In the listing below, please print the line that contains "Decode this image" and every line that follows it, exactly.

((

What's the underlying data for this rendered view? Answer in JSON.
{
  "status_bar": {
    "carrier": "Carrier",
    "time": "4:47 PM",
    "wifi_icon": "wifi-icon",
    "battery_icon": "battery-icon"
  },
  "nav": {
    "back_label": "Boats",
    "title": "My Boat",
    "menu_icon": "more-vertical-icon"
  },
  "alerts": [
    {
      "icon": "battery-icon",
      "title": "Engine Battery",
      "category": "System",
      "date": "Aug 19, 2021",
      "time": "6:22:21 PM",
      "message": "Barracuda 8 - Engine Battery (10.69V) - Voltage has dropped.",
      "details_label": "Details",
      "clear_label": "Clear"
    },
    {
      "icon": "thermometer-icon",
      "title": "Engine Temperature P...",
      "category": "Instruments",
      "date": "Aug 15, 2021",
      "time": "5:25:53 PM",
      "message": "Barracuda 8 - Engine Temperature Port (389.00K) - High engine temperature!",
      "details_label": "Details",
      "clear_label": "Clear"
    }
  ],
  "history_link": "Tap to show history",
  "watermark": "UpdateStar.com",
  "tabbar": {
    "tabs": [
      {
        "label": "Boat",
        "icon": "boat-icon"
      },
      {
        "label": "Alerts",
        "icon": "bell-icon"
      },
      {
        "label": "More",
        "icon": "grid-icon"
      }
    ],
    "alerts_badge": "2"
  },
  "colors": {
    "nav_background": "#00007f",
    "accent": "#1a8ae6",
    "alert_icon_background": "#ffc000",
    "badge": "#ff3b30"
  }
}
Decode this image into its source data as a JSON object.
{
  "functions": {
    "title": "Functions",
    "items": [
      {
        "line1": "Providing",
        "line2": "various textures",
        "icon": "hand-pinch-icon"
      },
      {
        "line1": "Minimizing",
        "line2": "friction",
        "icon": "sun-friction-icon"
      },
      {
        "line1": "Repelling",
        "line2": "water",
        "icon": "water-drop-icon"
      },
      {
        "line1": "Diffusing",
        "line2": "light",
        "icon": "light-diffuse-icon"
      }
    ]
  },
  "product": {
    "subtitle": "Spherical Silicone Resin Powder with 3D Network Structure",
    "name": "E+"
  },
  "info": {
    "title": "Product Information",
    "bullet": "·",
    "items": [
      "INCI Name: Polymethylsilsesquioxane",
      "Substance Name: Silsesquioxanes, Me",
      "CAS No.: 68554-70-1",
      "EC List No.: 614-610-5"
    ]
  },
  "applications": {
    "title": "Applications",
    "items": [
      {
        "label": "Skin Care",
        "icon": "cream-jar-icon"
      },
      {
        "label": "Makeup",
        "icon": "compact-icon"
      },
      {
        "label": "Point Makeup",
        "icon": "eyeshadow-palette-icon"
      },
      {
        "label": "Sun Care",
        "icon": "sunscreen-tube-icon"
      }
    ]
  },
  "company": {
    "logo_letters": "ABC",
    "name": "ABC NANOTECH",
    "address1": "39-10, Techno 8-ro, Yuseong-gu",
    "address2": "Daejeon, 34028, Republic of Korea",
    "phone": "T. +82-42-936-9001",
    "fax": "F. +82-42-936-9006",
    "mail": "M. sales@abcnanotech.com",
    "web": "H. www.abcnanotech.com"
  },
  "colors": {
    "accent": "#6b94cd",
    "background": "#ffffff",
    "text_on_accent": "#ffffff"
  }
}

))

EXPECTED ANSWER >>
Decode this image into its source data as a JSON object.
{
  "functions": {
    "title": "Functions",
    "items": [
      {
        "line1": "Providing",
        "line2": "various textures",
        "icon": "hand-pinch-icon"
      },
      {
        "line1": "Minimizing",
        "line2": "friction",
        "icon": "sun-friction-icon"
      },
      {
        "line1": "Repelling",
        "line2": "water",
        "icon": "water-drop-icon"
      },
      {
        "line1": "Diffusing",
        "line2": "light",
        "icon": "light-diffuse-icon"
      }
    ]
  },
  "product": {
    "subtitle": "Spherical Silicone Resin Powder with 3D Network Structure",
    "name": "E+"
  },
  "info": {
    "title": "Product Information",
    "bullet": "·",
    "items": [
      "INCI Name: Polymethylsilsesquioxane",
      "Substance Name: Silsesquioxanes, Me",
      "CAS No.: 68554-70-1",
      "EC List No.: 614-610-5"
    ]
  },
  "applications": {
    "title": "Applications",
    "items": [
      {
        "label": "Skin Care",
        "icon": "cream-jar-icon"
      },
      {
        "label": "Makeup",
        "icon": "compact-icon"
      },
      {
        "label": "Point Makeup",
        "icon": "eyeshadow-palette-icon"
      },
      {
        "label": "Sun Care",
        "icon": "sunscreen-tube-icon"
      }
    ]
  },
  "company": {
    "logo_letters": "ABC",
    "name": "ABC NANOTECH",
    "address1": "39-10, Techno 8-ro, Yuseong-gu",
    "address2": "Daejeon, 34028, Republic of Korea",
    "phone": "T. +82-42-936-9001",
    "fax": "F. +82-42-936-9006",
    "mail": "M. sales@abcnanotech.com",
    "web": "H. www.abcnanotech.com"
  },
  "colors": {
    "accent": "#6b94cd",
    "background": "#ffffff",
    "text_on_accent": "#ffffff"
  }
}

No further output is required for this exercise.